DATA SECTION:
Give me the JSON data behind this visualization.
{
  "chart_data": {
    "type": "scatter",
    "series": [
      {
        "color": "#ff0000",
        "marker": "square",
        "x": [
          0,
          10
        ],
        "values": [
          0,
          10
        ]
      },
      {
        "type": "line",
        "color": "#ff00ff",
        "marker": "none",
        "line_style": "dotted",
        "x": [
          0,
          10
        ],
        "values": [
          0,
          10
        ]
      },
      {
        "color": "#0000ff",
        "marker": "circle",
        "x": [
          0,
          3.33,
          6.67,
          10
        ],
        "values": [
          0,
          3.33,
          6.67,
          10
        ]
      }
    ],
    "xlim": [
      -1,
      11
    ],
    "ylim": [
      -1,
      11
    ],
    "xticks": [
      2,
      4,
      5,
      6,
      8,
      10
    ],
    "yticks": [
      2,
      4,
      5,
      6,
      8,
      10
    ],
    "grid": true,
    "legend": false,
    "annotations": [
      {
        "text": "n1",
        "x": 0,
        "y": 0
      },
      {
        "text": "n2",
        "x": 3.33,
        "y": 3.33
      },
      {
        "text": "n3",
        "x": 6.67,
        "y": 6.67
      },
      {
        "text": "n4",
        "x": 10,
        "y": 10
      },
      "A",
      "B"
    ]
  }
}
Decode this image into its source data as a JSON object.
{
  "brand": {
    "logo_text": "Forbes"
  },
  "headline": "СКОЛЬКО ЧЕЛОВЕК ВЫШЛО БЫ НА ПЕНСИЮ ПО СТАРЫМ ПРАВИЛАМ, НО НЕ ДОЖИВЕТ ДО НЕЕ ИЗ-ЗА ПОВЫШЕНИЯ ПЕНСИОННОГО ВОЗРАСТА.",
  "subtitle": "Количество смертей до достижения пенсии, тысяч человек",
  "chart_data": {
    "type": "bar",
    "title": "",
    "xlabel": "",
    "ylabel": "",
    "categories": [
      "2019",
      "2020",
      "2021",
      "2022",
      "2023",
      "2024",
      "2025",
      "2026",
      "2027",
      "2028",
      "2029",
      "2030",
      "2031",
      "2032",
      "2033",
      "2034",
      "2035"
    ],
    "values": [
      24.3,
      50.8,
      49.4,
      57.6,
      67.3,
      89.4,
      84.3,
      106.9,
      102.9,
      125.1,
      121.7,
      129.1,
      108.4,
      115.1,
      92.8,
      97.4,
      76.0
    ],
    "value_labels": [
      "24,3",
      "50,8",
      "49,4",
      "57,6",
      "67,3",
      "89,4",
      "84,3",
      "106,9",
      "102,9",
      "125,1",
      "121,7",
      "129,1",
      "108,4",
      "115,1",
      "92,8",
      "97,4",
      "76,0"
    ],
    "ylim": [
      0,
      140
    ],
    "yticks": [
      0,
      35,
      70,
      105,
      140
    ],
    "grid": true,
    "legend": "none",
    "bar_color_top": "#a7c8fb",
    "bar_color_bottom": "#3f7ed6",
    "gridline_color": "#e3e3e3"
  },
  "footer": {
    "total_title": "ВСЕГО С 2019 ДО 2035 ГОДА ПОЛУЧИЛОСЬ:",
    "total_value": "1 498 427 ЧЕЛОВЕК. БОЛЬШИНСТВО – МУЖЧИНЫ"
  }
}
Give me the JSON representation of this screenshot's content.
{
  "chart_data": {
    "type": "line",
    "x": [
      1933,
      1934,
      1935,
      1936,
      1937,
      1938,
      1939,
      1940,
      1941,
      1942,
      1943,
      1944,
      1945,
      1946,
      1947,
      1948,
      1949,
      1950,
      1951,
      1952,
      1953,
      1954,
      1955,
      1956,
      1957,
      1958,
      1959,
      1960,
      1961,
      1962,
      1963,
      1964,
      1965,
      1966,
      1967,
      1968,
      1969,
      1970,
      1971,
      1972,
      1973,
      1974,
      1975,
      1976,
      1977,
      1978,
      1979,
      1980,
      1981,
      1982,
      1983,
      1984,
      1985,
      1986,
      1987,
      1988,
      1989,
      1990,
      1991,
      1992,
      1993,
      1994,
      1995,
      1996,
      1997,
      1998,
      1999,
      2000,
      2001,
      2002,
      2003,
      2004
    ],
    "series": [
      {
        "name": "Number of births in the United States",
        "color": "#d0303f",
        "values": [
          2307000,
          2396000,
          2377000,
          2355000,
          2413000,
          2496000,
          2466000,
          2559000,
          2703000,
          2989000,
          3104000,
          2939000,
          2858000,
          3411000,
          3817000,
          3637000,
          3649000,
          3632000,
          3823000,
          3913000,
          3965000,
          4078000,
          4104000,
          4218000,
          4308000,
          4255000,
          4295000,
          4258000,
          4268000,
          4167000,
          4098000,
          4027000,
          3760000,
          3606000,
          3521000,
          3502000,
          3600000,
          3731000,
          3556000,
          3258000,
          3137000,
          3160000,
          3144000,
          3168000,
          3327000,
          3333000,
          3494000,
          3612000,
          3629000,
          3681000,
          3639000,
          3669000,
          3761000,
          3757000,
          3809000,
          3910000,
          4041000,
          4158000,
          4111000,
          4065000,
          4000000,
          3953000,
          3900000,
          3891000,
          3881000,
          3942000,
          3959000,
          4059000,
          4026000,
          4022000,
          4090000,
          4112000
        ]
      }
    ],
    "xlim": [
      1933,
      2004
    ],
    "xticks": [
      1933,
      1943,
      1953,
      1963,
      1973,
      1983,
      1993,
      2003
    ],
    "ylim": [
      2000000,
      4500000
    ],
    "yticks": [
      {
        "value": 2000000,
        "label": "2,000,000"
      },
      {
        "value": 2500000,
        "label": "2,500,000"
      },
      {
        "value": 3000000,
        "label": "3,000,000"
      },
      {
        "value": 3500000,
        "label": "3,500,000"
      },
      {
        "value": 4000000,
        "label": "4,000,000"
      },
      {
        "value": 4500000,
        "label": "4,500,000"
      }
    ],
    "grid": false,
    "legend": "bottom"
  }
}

TASK OBJECTIVE: Would you give the material above again, complete and exact?

OUTPUT OF THE TASK:
Give me the JSON data behind this visualization.
{
  "chart_data": {
    "type": "scatter",
    "series": [
      {
        "color": "#ff0000",
        "marker": "square",
        "x": [
          0,
          10
        ],
        "values": [
          0,
          10
        ]
      },
      {
        "type": "line",
        "color": "#ff00ff",
        "marker": "none",
        "line_style": "dotted",
        "x": [
          0,
          10
        ],
        "values": [
          0,
          10
        ]
      },
      {
        "color": "#0000ff",
        "marker": "circle",
        "x": [
          0,
          3.33,
          6.67,
          10
        ],
        "values": [
          0,
          3.33,
          6.67,
          10
        ]
      }
    ],
    "xlim": [
      -1,
      11
    ],
    "ylim": [
      -1,
      11
    ],
    "xticks": [
      2,
      4,
      5,
      6,
      8,
      10
    ],
    "yticks": [
      2,
      4,
      5,
      6,
      8,
      10
    ],
    "grid": true,
    "legend": false,
    "annotations": [
      {
        "text": "n1",
        "x": 0,
        "y": 0
      },
      {
        "text": "n2",
        "x": 3.33,
        "y": 3.33
      },
      {
        "text": "n3",
        "x": 6.67,
        "y": 6.67
      },
      {
        "text": "n4",
        "x": 10,
        "y": 10
      },
      "A",
      "B"
    ]
  }
}
Decode this image into its source data as a JSON object.
{
  "brand": {
    "logo_text": "Forbes"
  },
  "headline": "СКОЛЬКО ЧЕЛОВЕК ВЫШЛО БЫ НА ПЕНСИЮ ПО СТАРЫМ ПРАВИЛАМ, НО НЕ ДОЖИВЕТ ДО НЕЕ ИЗ-ЗА ПОВЫШЕНИЯ ПЕНСИОННОГО ВОЗРАСТА.",
  "subtitle": "Количество смертей до достижения пенсии, тысяч человек",
  "chart_data": {
    "type": "bar",
    "title": "",
    "xlabel": "",
    "ylabel": "",
    "categories": [
      "2019",
      "2020",
      "2021",
      "2022",
      "2023",
      "2024",
      "2025",
      "2026",
      "2027",
      "2028",
      "2029",
      "2030",
      "2031",
      "2032",
      "2033",
      "2034",
      "2035"
    ],
    "values": [
      24.3,
      50.8,
      49.4,
      57.6,
      67.3,
      89.4,
      84.3,
      106.9,
      102.9,
      125.1,
      121.7,
      129.1,
      108.4,
      115.1,
      92.8,
      97.4,
      76.0
    ],
    "value_labels": [
      "24,3",
      "50,8",
      "49,4",
      "57,6",
      "67,3",
      "89,4",
      "84,3",
      "106,9",
      "102,9",
      "125,1",
      "121,7",
      "129,1",
      "108,4",
      "115,1",
      "92,8",
      "97,4",
      "76,0"
    ],
    "ylim": [
      0,
      140
    ],
    "yticks": [
      0,
      35,
      70,
      105,
      140
    ],
    "grid": true,
    "legend": "none",
    "bar_color_top": "#a7c8fb",
    "bar_color_bottom": "#3f7ed6",
    "gridline_color": "#e3e3e3"
  },
  "footer": {
    "total_title": "ВСЕГО С 2019 ДО 2035 ГОДА ПОЛУЧИЛОСЬ:",
    "total_value": "1 498 427 ЧЕЛОВЕК. БОЛЬШИНСТВО – МУЖЧИНЫ"
  }
}
Give me the JSON representation of this screenshot's content.
{
  "chart_data": {
    "type": "line",
    "x": [
      1933,
      1934,
      1935,
      1936,
      1937,
      1938,
      1939,
      1940,
      1941,
      1942,
      1943,
      1944,
      1945,
      1946,
      1947,
      1948,
      1949,
      1950,
      1951,
      1952,
      1953,
      1954,
      1955,
      1956,
      1957,
      1958,
      1959,
      1960,
      1961,
      1962,
      1963,
      1964,
      1965,
      1966,
      1967,
      1968,
      1969,
      1970,
      1971,
      1972,
      1973,
      1974,
      1975,
      1976,
      1977,
      1978,
      1979,
      1980,
      1981,
      1982,
      1983,
      1984,
      1985,
      1986,
      1987,
      1988,
      1989,
      1990,
      1991,
      1992,
      1993,
      1994,
      1995,
      1996,
      1997,
      1998,
      1999,
      2000,
      2001,
      2002,
      2003,
      2004
    ],
    "series": [
      {
        "name": "Number of births in the United States",
        "color": "#d0303f",
        "values": [
          2307000,
          2396000,
          2377000,
          2355000,
          2413000,
          2496000,
          2466000,
          2559000,
          2703000,
          2989000,
          3104000,
          2939000,
          2858000,
          3411000,
          3817000,
          3637000,
          3649000,
          3632000,
          3823000,
          3913000,
          3965000,
          4078000,
          4104000,
          4218000,
          4308000,
          4255000,
          4295000,
          4258000,
          4268000,
          4167000,
          4098000,
          4027000,
          3760000,
          3606000,
          3521000,
          3502000,
          3600000,
          3731000,
          3556000,
          3258000,
          3137000,
          3160000,
          3144000,
          3168000,
          3327000,
          3333000,
          3494000,
          3612000,
          3629000,
          3681000,
          3639000,
          3669000,
          3761000,
          3757000,
          3809000,
          3910000,
          4041000,
          4158000,
          4111000,
          4065000,
          4000000,
          3953000,
          3900000,
          3891000,
          3881000,
          3942000,
          3959000,
          4059000,
          4026000,
          4022000,
          4090000,
          4112000
        ]
      }
    ],
    "xlim": [
      1933,
      2004
    ],
    "xticks": [
      1933,
      1943,
      1953,
      1963,
      1973,
      1983,
      1993,
      2003
    ],
    "ylim": [
      2000000,
      4500000
    ],
    "yticks": [
      {
        "value": 2000000,
        "label": "2,000,000"
      },
      {
        "value": 2500000,
        "label": "2,500,000"
      },
      {
        "value": 3000000,
        "label": "3,000,000"
      },
      {
        "value": 3500000,
        "label": "3,500,000"
      },
      {
        "value": 4000000,
        "label": "4,000,000"
      },
      {
        "value": 4500000,
        "label": "4,500,000"
      }
    ],
    "grid": false,
    "legend": "bottom"
  }
}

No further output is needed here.